■ **Items from a data source**
------------------------------------

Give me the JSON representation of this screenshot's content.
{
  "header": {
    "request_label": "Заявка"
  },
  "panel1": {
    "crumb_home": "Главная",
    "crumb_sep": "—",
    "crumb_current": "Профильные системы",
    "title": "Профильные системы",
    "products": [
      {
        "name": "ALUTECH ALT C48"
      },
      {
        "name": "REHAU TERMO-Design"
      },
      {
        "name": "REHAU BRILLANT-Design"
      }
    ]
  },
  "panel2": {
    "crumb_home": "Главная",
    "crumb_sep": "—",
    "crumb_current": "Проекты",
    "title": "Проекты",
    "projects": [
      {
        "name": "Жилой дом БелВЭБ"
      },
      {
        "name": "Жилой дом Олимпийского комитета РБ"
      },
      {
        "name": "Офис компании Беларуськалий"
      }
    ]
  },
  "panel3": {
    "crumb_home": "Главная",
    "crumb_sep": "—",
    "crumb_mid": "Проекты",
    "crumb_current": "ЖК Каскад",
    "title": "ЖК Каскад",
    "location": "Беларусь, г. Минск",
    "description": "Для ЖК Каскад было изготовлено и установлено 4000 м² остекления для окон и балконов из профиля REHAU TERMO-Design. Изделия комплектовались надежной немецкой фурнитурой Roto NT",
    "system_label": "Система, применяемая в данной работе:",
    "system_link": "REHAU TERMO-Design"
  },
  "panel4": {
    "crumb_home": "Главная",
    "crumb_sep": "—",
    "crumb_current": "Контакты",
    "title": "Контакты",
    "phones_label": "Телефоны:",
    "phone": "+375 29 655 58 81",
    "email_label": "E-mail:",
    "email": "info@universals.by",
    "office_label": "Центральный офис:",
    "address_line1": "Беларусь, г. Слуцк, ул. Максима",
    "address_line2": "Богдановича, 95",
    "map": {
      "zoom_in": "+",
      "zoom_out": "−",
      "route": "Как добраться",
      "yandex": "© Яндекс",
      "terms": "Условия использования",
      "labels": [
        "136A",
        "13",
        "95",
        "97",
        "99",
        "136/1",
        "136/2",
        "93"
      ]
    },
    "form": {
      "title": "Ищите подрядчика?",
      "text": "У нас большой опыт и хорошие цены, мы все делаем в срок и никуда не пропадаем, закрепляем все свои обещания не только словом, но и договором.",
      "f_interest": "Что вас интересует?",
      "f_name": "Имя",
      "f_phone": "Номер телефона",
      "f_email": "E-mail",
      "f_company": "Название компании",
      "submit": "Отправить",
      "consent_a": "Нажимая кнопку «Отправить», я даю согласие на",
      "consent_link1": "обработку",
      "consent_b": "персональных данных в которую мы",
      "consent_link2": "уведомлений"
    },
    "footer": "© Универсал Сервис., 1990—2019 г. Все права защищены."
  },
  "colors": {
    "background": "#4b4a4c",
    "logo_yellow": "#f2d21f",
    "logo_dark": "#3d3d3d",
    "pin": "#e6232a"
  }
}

------------------------------------

■ **Instructions for the task**
All lines holding the word "Design" should be picked out and copied.

■ **Completed exercise**
        "name": "REHAU TERMO-Design"
        "name": "REHAU BRILLANT-Design"
    "description": "Для ЖК Каскад было изготовлено и установлено 4000 м² остекления для окон и балконов из профиля REHAU TERMO-Design. Изделия комплектовались надежной немецкой фурнитурой Roto NT",
    "system_link": "REHAU TERMO-Design"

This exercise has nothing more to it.